▸ Work to be completed
Type out every line below exactly as it reads.

▸ Dataset content

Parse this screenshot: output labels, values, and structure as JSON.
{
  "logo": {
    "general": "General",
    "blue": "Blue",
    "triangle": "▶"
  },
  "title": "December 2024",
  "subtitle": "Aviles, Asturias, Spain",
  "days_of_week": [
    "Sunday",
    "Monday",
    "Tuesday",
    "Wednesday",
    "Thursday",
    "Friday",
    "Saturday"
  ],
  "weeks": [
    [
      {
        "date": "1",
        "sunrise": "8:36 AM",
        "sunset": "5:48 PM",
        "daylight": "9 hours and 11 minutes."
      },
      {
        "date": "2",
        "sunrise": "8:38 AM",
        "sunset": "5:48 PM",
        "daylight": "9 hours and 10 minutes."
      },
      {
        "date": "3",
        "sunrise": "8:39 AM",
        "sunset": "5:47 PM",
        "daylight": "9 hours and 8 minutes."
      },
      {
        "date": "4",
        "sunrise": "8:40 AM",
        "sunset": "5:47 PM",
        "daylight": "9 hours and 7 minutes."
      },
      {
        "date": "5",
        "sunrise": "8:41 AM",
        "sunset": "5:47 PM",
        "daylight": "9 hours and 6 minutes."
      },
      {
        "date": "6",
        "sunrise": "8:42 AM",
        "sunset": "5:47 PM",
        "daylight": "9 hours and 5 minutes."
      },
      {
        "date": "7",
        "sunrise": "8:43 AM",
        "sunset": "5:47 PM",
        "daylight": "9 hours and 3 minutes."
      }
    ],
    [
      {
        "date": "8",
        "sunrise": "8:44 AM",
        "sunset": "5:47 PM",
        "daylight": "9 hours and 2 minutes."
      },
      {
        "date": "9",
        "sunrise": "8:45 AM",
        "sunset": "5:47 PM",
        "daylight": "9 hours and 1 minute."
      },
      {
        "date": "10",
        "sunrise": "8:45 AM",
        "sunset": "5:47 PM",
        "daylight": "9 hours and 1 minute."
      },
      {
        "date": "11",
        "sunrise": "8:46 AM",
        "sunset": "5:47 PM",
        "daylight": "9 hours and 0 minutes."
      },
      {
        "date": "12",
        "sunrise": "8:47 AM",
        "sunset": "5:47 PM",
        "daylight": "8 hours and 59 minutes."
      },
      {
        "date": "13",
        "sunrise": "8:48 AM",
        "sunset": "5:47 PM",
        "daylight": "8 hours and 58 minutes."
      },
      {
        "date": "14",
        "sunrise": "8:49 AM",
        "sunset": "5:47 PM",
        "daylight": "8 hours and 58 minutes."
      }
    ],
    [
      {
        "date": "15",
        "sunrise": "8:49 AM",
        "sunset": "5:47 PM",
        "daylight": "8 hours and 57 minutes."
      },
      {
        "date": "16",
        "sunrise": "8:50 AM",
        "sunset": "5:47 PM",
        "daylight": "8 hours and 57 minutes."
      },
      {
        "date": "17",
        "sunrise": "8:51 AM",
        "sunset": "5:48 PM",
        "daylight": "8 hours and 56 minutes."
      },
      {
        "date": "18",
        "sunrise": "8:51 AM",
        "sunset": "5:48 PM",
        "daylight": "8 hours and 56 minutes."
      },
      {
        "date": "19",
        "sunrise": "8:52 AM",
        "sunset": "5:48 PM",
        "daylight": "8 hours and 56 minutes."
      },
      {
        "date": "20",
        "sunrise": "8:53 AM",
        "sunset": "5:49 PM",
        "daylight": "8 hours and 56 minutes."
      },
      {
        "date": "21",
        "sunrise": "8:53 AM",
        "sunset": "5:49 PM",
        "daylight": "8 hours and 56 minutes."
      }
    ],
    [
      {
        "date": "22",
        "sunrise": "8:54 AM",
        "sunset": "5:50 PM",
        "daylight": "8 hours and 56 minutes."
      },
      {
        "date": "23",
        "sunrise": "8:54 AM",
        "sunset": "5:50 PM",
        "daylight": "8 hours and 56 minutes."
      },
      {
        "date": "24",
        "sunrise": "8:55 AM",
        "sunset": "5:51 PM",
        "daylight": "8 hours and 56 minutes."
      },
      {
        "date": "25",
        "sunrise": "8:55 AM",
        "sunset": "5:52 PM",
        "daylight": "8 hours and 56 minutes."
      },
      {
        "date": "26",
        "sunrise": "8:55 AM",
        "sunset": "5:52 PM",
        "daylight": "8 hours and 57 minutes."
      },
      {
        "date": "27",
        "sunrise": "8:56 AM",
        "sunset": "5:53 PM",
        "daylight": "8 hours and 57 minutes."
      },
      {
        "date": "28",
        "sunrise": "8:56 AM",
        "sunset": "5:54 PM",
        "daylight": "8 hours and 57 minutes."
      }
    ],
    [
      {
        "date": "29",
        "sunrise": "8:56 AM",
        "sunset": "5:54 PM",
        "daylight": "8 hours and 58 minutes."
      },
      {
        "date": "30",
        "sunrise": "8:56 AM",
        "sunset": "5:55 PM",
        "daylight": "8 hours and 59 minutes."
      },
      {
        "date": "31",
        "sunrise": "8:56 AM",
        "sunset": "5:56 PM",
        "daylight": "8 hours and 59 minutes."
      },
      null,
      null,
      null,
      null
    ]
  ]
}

▸ The output
Parse this screenshot: output labels, values, and structure as JSON.
{
  "logo": {
    "general": "General",
    "blue": "Blue",
    "triangle": "▶"
  },
  "title": "December 2024",
  "subtitle": "Aviles, Asturias, Spain",
  "days_of_week": [
    "Sunday",
    "Monday",
    "Tuesday",
    "Wednesday",
    "Thursday",
    "Friday",
    "Saturday"
  ],
  "weeks": [
    [
      {
        "date": "1",
        "sunrise": "8:36 AM",
        "sunset": "5:48 PM",
        "daylight": "9 hours and 11 minutes."
      },
      {
        "date": "2",
        "sunrise": "8:38 AM",
        "sunset": "5:48 PM",
        "daylight": "9 hours and 10 minutes."
      },
      {
        "date": "3",
        "sunrise": "8:39 AM",
        "sunset": "5:47 PM",
        "daylight": "9 hours and 8 minutes."
      },
      {
        "date": "4",
        "sunrise": "8:40 AM",
        "sunset": "5:47 PM",
        "daylight": "9 hours and 7 minutes."
      },
      {
        "date": "5",
        "sunrise": "8:41 AM",
        "sunset": "5:47 PM",
        "daylight": "9 hours and 6 minutes."
      },
      {
        "date": "6",
        "sunrise": "8:42 AM",
        "sunset": "5:47 PM",
        "daylight": "9 hours and 5 minutes."
      },
      {
        "date": "7",
        "sunrise": "8:43 AM",
        "sunset": "5:47 PM",
        "daylight": "9 hours and 3 minutes."
      }
    ],
    [
      {
        "date": "8",
        "sunrise": "8:44 AM",
        "sunset": "5:47 PM",
        "daylight": "9 hours and 2 minutes."
      },
      {
        "date": "9",
        "sunrise": "8:45 AM",
        "sunset": "5:47 PM",
        "daylight": "9 hours and 1 minute."
      },
      {
        "date": "10",
        "sunrise": "8:45 AM",
        "sunset": "5:47 PM",
        "daylight": "9 hours and 1 minute."
      },
      {
        "date": "11",
        "sunrise": "8:46 AM",
        "sunset": "5:47 PM",
        "daylight": "9 hours and 0 minutes."
      },
      {
        "date": "12",
        "sunrise": "8:47 AM",
        "sunset": "5:47 PM",
        "daylight": "8 hours and 59 minutes."
      },
      {
        "date": "13",
        "sunrise": "8:48 AM",
        "sunset": "5:47 PM",
        "daylight": "8 hours and 58 minutes."
      },
      {
        "date": "14",
        "sunrise": "8:49 AM",
        "sunset": "5:47 PM",
        "daylight": "8 hours and 58 minutes."
      }
    ],
    [
      {
        "date": "15",
        "sunrise": "8:49 AM",
        "sunset": "5:47 PM",
        "daylight": "8 hours and 57 minutes."
      },
      {
        "date": "16",
        "sunrise": "8:50 AM",
        "sunset": "5:47 PM",
        "daylight": "8 hours and 57 minutes."
      },
      {
        "date": "17",
        "sunrise": "8:51 AM",
        "sunset": "5:48 PM",
        "daylight": "8 hours and 56 minutes."
      },
      {
        "date": "18",
        "sunrise": "8:51 AM",
        "sunset": "5:48 PM",
        "daylight": "8 hours and 56 minutes."
      },
      {
        "date": "19",
        "sunrise": "8:52 AM",
        "sunset": "5:48 PM",
        "daylight": "8 hours and 56 minutes."
      },
      {
        "date": "20",
        "sunrise": "8:53 AM",
        "sunset": "5:49 PM",
        "daylight": "8 hours and 56 minutes."
      },
      {
        "date": "21",
        "sunrise": "8:53 AM",
        "sunset": "5:49 PM",
        "daylight": "8 hours and 56 minutes."
      }
    ],
    [
      {
        "date": "22",
        "sunrise": "8:54 AM",
        "sunset": "5:50 PM",
        "daylight": "8 hours and 56 minutes."
      },
      {
        "date": "23",
        "sunrise": "8:54 AM",
        "sunset": "5:50 PM",
        "daylight": "8 hours and 56 minutes."
      },
      {
        "date": "24",
        "sunrise": "8:55 AM",
        "sunset": "5:51 PM",
        "daylight": "8 hours and 56 minutes."
      },
      {
        "date": "25",
        "sunrise": "8:55 AM",
        "sunset": "5:52 PM",
        "daylight": "8 hours and 56 minutes."
      },
      {
        "date": "26",
        "sunrise": "8:55 AM",
        "sunset": "5:52 PM",
        "daylight": "8 hours and 57 minutes."
      },
      {
        "date": "27",
        "sunrise": "8:56 AM",
        "sunset": "5:53 PM",
        "daylight": "8 hours and 57 minutes."
      },
      {
        "date": "28",
        "sunrise": "8:56 AM",
        "sunset": "5:54 PM",
        "daylight": "8 hours and 57 minutes."
      }
    ],
    [
      {
        "date": "29",
        "sunrise": "8:56 AM",
        "sunset": "5:54 PM",
        "daylight": "8 hours and 58 minutes."
      },
      {
        "date": "30",
        "sunrise": "8:56 AM",
        "sunset": "5:55 PM",
        "daylight": "8 hours and 59 minutes."
      },
      {
        "date": "31",
        "sunrise": "8:56 AM",
        "sunset": "5:56 PM",
        "daylight": "8 hours and 59 minutes."
      },
      null,
      null,
      null,
      null
    ]
  ]
}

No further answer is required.